> WHAT TO WORK ON: Find each line with "JSON" and copy it.

> PROVIDED RECORDS:
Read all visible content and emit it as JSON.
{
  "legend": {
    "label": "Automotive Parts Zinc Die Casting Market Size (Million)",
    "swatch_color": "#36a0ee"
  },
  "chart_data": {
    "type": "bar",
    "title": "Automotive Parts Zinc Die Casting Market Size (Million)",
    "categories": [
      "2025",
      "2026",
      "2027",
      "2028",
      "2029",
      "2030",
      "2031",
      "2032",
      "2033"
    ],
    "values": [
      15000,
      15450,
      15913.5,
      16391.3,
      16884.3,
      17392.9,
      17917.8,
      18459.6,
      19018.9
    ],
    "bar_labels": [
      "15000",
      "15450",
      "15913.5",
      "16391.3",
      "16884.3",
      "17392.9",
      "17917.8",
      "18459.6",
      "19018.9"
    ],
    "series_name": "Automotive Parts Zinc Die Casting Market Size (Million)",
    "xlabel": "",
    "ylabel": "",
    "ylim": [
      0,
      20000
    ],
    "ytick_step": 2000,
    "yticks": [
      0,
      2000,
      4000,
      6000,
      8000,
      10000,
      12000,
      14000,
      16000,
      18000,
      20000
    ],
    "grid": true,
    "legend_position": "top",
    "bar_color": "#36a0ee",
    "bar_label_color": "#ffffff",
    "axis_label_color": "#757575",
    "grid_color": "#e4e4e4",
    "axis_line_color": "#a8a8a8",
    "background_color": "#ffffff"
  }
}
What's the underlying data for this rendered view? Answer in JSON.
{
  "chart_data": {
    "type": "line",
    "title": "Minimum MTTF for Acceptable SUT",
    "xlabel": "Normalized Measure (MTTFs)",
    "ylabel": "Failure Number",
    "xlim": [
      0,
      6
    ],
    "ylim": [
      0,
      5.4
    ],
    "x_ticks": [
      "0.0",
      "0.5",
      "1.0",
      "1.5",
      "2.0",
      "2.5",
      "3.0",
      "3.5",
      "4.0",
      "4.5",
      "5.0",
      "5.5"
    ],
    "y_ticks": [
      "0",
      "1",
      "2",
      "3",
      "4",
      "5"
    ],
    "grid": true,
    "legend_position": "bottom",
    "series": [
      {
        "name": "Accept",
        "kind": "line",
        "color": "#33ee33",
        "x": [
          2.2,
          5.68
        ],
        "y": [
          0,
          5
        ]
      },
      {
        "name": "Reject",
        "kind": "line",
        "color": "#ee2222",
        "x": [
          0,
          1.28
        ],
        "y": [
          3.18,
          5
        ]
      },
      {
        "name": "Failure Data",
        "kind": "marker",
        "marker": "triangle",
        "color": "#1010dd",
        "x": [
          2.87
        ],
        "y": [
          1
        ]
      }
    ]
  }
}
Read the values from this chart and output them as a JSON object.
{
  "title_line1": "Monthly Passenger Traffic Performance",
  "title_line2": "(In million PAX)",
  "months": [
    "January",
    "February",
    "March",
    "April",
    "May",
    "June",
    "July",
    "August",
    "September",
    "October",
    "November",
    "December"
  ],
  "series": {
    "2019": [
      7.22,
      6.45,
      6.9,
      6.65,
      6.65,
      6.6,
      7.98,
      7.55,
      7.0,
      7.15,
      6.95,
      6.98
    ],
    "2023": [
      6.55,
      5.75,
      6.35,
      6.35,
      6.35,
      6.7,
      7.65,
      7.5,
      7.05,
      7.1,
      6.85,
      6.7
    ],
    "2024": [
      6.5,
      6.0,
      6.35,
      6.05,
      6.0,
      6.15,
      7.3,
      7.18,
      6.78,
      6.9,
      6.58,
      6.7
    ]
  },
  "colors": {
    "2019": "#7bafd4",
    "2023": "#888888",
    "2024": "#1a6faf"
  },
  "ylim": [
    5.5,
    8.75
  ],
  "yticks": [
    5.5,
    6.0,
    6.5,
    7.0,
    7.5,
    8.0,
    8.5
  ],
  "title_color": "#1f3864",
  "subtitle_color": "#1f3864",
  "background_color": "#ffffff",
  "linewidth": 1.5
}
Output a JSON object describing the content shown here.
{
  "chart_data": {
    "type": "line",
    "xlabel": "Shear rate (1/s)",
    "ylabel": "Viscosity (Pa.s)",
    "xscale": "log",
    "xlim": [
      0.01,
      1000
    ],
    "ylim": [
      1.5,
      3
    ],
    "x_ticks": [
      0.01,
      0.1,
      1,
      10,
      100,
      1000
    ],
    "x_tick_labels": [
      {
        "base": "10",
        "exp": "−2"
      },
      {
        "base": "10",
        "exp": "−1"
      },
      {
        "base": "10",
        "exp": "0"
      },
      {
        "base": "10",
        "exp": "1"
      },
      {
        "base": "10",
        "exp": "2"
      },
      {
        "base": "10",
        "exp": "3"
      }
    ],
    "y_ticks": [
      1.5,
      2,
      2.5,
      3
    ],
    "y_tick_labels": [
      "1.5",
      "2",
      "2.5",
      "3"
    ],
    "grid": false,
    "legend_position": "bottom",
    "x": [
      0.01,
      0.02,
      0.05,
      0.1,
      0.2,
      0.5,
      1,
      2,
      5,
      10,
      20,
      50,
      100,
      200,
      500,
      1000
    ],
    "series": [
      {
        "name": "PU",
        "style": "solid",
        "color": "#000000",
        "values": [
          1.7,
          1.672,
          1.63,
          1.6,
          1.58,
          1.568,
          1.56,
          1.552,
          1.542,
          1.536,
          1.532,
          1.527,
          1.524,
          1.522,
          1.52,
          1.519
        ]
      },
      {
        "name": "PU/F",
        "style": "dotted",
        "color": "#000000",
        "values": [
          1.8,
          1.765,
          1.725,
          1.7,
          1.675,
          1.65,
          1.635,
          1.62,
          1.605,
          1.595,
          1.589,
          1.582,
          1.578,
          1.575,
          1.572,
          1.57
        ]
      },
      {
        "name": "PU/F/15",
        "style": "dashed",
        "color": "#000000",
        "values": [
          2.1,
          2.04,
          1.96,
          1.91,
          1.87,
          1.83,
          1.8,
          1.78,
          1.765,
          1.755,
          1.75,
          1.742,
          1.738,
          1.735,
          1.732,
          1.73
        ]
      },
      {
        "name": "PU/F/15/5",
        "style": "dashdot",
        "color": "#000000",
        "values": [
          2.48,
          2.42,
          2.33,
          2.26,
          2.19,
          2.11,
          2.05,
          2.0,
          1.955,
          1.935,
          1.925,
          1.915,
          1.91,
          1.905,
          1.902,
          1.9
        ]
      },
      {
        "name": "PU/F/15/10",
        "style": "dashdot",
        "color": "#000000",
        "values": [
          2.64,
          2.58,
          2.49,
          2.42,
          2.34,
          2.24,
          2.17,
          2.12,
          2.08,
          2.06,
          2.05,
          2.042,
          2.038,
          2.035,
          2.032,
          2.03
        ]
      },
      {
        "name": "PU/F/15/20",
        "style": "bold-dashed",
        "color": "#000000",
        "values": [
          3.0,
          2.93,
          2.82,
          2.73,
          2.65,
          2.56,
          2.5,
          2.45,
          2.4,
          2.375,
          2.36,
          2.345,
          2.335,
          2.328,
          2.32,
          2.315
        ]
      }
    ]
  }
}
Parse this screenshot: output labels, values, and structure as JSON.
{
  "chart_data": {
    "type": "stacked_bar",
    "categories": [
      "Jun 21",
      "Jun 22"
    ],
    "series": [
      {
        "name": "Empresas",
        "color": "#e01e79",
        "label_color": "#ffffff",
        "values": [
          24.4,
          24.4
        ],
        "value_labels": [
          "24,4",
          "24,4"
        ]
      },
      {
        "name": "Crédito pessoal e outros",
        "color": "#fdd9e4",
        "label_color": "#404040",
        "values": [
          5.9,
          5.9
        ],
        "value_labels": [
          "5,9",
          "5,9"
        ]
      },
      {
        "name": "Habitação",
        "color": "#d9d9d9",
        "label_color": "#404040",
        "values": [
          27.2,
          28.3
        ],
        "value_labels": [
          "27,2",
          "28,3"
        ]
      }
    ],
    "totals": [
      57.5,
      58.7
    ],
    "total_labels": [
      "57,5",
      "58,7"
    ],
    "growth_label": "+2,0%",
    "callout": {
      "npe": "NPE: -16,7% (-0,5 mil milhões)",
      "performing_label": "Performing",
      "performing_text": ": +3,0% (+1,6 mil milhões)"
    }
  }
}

> RESULT BELOW:
Read all visible content and emit it as JSON.
What's the underlying data for this rendered view? Answer in JSON.
Read the values from this chart and output them as a JSON object.
Output a JSON object describing the content shown here.
Parse this screenshot: output labels, values, and structure as JSON.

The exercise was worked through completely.